DATA SHOWN:
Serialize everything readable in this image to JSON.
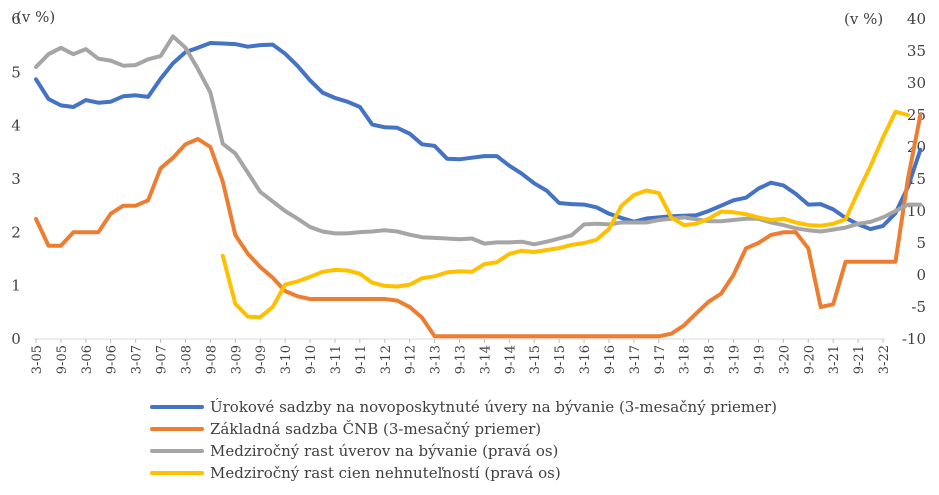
{
  "chart_data": {
    "type": "line",
    "y_left_label": "(v %)",
    "y_right_label": "(v %)",
    "ylim_left": [
      0,
      6
    ],
    "ylim_right": [
      -10,
      40
    ],
    "yticks_left": [
      "0",
      "1",
      "2",
      "3",
      "4",
      "5",
      "6"
    ],
    "yticks_right": [
      "-10",
      "-5",
      "0",
      "5",
      "10",
      "15",
      "20",
      "25",
      "30",
      "35",
      "40"
    ],
    "x_tick_labels": [
      "3-05",
      "9-05",
      "3-06",
      "9-06",
      "3-07",
      "9-07",
      "3-08",
      "9-08",
      "3-09",
      "9-09",
      "3-10",
      "9-10",
      "3-11",
      "9-11",
      "3-12",
      "9-12",
      "3-13",
      "9-13",
      "3-14",
      "9-14",
      "3-15",
      "9-15",
      "3-16",
      "9-16",
      "3-17",
      "9-17",
      "3-18",
      "9-18",
      "3-19",
      "9-19",
      "3-20",
      "9-20",
      "3-21",
      "9-21",
      "3-22"
    ],
    "grid": false,
    "legend_position": "bottom",
    "series": [
      {
        "name": "Úrokové sadzby na novoposkytnuté úvery na bývanie (3-mesačný priemer)",
        "axis": "left",
        "color": "#4472C4",
        "start_index": 0,
        "values": [
          4.87,
          4.5,
          4.38,
          4.35,
          4.48,
          4.43,
          4.45,
          4.55,
          4.57,
          4.54,
          4.88,
          5.17,
          5.38,
          5.46,
          5.55,
          5.54,
          5.53,
          5.48,
          5.51,
          5.52,
          5.35,
          5.12,
          4.85,
          4.62,
          4.52,
          4.45,
          4.35,
          4.02,
          3.97,
          3.96,
          3.85,
          3.65,
          3.62,
          3.38,
          3.37,
          3.4,
          3.43,
          3.43,
          3.25,
          3.1,
          2.92,
          2.78,
          2.55,
          2.53,
          2.52,
          2.47,
          2.35,
          2.27,
          2.2,
          2.26,
          2.28,
          2.3,
          2.31,
          2.32,
          2.4,
          2.5,
          2.6,
          2.65,
          2.82,
          2.93,
          2.88,
          2.72,
          2.52,
          2.53,
          2.43,
          2.27,
          2.15,
          2.06,
          2.12,
          2.36,
          2.85,
          3.55
        ]
      },
      {
        "name": "Základná sadzba ČNB (3-mesačný priemer)",
        "axis": "left",
        "color": "#ED7D31",
        "start_index": 0,
        "values": [
          2.25,
          1.75,
          1.75,
          2.0,
          2.0,
          2.0,
          2.35,
          2.5,
          2.5,
          2.6,
          3.2,
          3.4,
          3.65,
          3.75,
          3.6,
          2.95,
          1.95,
          1.6,
          1.35,
          1.15,
          0.9,
          0.8,
          0.75,
          0.75,
          0.75,
          0.75,
          0.75,
          0.75,
          0.75,
          0.72,
          0.6,
          0.4,
          0.05,
          0.05,
          0.05,
          0.05,
          0.05,
          0.05,
          0.05,
          0.05,
          0.05,
          0.05,
          0.05,
          0.05,
          0.05,
          0.05,
          0.05,
          0.05,
          0.05,
          0.05,
          0.05,
          0.1,
          0.25,
          0.48,
          0.7,
          0.85,
          1.2,
          1.7,
          1.8,
          1.95,
          2.0,
          2.0,
          1.7,
          0.6,
          0.65,
          1.45,
          1.45,
          1.45,
          1.45,
          1.45,
          3.0,
          4.2
        ]
      },
      {
        "name": "Medziročný rast úverov na bývanie (pravá os)",
        "axis": "right",
        "color": "#A5A5A5",
        "start_index": 0,
        "values": [
          32.5,
          34.5,
          35.5,
          34.5,
          35.3,
          33.8,
          33.5,
          32.7,
          32.8,
          33.7,
          34.2,
          37.3,
          35.5,
          32.2,
          28.5,
          20.5,
          19.0,
          16.0,
          13.0,
          11.5,
          10.0,
          8.8,
          7.5,
          6.8,
          6.5,
          6.5,
          6.7,
          6.8,
          7.0,
          6.8,
          6.3,
          5.9,
          5.8,
          5.7,
          5.6,
          5.7,
          4.9,
          5.1,
          5.1,
          5.2,
          4.8,
          5.2,
          5.7,
          6.2,
          7.9,
          8.0,
          7.9,
          8.2,
          8.2,
          8.2,
          8.6,
          8.8,
          9.0,
          8.7,
          8.4,
          8.4,
          8.6,
          8.8,
          8.8,
          8.2,
          7.8,
          7.3,
          7.0,
          6.8,
          7.1,
          7.4,
          8.0,
          8.3,
          9.0,
          10.0,
          11.0,
          11.0
        ]
      },
      {
        "name": "Medziročný rast cien nehnuteľností (pravá os)",
        "axis": "right",
        "color": "#FFC000",
        "start_index": 15,
        "values": [
          3.0,
          -4.5,
          -6.5,
          -6.6,
          -5.0,
          -1.5,
          -1.0,
          -0.3,
          0.5,
          0.8,
          0.7,
          0.2,
          -1.2,
          -1.7,
          -1.8,
          -1.5,
          -0.5,
          -0.2,
          0.4,
          0.6,
          0.5,
          1.7,
          2.0,
          3.3,
          3.8,
          3.6,
          3.9,
          4.2,
          4.7,
          5.0,
          5.5,
          7.2,
          10.8,
          12.5,
          13.2,
          12.8,
          9.0,
          7.8,
          8.0,
          8.8,
          9.9,
          9.8,
          9.5,
          9.0,
          8.6,
          8.8,
          8.2,
          7.8,
          7.7,
          8.0,
          8.7,
          13.0,
          17.0,
          21.5,
          25.5,
          25.0
        ]
      }
    ]
  }
}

TASK DESCRIPTION:
All entries must be written out again exactly as given, with no pictures in the copy.

SOLUTION TO THIS TASK:
Serialize everything readable in this image to JSON.
{
  "chart_data": {
    "type": "line",
    "y_left_label": "(v %)",
    "y_right_label": "(v %)",
    "ylim_left": [
      0,
      6
    ],
    "ylim_right": [
      -10,
      40
    ],
    "yticks_left": [
      "0",
      "1",
      "2",
      "3",
      "4",
      "5",
      "6"
    ],
    "yticks_right": [
      "-10",
      "-5",
      "0",
      "5",
      "10",
      "15",
      "20",
      "25",
      "30",
      "35",
      "40"
    ],
    "x_tick_labels": [
      "3-05",
      "9-05",
      "3-06",
      "9-06",
      "3-07",
      "9-07",
      "3-08",
      "9-08",
      "3-09",
      "9-09",
      "3-10",
      "9-10",
      "3-11",
      "9-11",
      "3-12",
      "9-12",
      "3-13",
      "9-13",
      "3-14",
      "9-14",
      "3-15",
      "9-15",
      "3-16",
      "9-16",
      "3-17",
      "9-17",
      "3-18",
      "9-18",
      "3-19",
      "9-19",
      "3-20",
      "9-20",
      "3-21",
      "9-21",
      "3-22"
    ],
    "grid": false,
    "legend_position": "bottom",
    "series": [
      {
        "name": "Úrokové sadzby na novoposkytnuté úvery na bývanie (3-mesačný priemer)",
        "axis": "left",
        "color": "#4472C4",
        "start_index": 0,
        "values": [
          4.87,
          4.5,
          4.38,
          4.35,
          4.48,
          4.43,
          4.45,
          4.55,
          4.57,
          4.54,
          4.88,
          5.17,
          5.38,
          5.46,
          5.55,
          5.54,
          5.53,
          5.48,
          5.51,
          5.52,
          5.35,
          5.12,
          4.85,
          4.62,
          4.52,
          4.45,
          4.35,
          4.02,
          3.97,
          3.96,
          3.85,
          3.65,
          3.62,
          3.38,
          3.37,
          3.4,
          3.43,
          3.43,
          3.25,
          3.1,
          2.92,
          2.78,
          2.55,
          2.53,
          2.52,
          2.47,
          2.35,
          2.27,
          2.2,
          2.26,
          2.28,
          2.3,
          2.31,
          2.32,
          2.4,
          2.5,
          2.6,
          2.65,
          2.82,
          2.93,
          2.88,
          2.72,
          2.52,
          2.53,
          2.43,
          2.27,
          2.15,
          2.06,
          2.12,
          2.36,
          2.85,
          3.55
        ]
      },
      {
        "name": "Základná sadzba ČNB (3-mesačný priemer)",
        "axis": "left",
        "color": "#ED7D31",
        "start_index": 0,
        "values": [
          2.25,
          1.75,
          1.75,
          2.0,
          2.0,
          2.0,
          2.35,
          2.5,
          2.5,
          2.6,
          3.2,
          3.4,
          3.65,
          3.75,
          3.6,
          2.95,
          1.95,
          1.6,
          1.35,
          1.15,
          0.9,
          0.8,
          0.75,
          0.75,
          0.75,
          0.75,
          0.75,
          0.75,
          0.75,
          0.72,
          0.6,
          0.4,
          0.05,
          0.05,
          0.05,
          0.05,
          0.05,
          0.05,
          0.05,
          0.05,
          0.05,
          0.05,
          0.05,
          0.05,
          0.05,
          0.05,
          0.05,
          0.05,
          0.05,
          0.05,
          0.05,
          0.1,
          0.25,
          0.48,
          0.7,
          0.85,
          1.2,
          1.7,
          1.8,
          1.95,
          2.0,
          2.0,
          1.7,
          0.6,
          0.65,
          1.45,
          1.45,
          1.45,
          1.45,
          1.45,
          3.0,
          4.2
        ]
      },
      {
        "name": "Medziročný rast úverov na bývanie (pravá os)",
        "axis": "right",
        "color": "#A5A5A5",
        "start_index": 0,
        "values": [
          32.5,
          34.5,
          35.5,
          34.5,
          35.3,
          33.8,
          33.5,
          32.7,
          32.8,
          33.7,
          34.2,
          37.3,
          35.5,
          32.2,
          28.5,
          20.5,
          19.0,
          16.0,
          13.0,
          11.5,
          10.0,
          8.8,
          7.5,
          6.8,
          6.5,
          6.5,
          6.7,
          6.8,
          7.0,
          6.8,
          6.3,
          5.9,
          5.8,
          5.7,
          5.6,
          5.7,
          4.9,
          5.1,
          5.1,
          5.2,
          4.8,
          5.2,
          5.7,
          6.2,
          7.9,
          8.0,
          7.9,
          8.2,
          8.2,
          8.2,
          8.6,
          8.8,
          9.0,
          8.7,
          8.4,
          8.4,
          8.6,
          8.8,
          8.8,
          8.2,
          7.8,
          7.3,
          7.0,
          6.8,
          7.1,
          7.4,
          8.0,
          8.3,
          9.0,
          10.0,
          11.0,
          11.0
        ]
      },
      {
        "name": "Medziročný rast cien nehnuteľností (pravá os)",
        "axis": "right",
        "color": "#FFC000",
        "start_index": 15,
        "values": [
          3.0,
          -4.5,
          -6.5,
          -6.6,
          -5.0,
          -1.5,
          -1.0,
          -0.3,
          0.5,
          0.8,
          0.7,
          0.2,
          -1.2,
          -1.7,
          -1.8,
          -1.5,
          -0.5,
          -0.2,
          0.4,
          0.6,
          0.5,
          1.7,
          2.0,
          3.3,
          3.8,
          3.6,
          3.9,
          4.2,
          4.7,
          5.0,
          5.5,
          7.2,
          10.8,
          12.5,
          13.2,
          12.8,
          9.0,
          7.8,
          8.0,
          8.8,
          9.9,
          9.8,
          9.5,
          9.0,
          8.6,
          8.8,
          8.2,
          7.8,
          7.7,
          8.0,
          8.7,
          13.0,
          17.0,
          21.5,
          25.5,
          25.0
        ]
      }
    ]
  }
}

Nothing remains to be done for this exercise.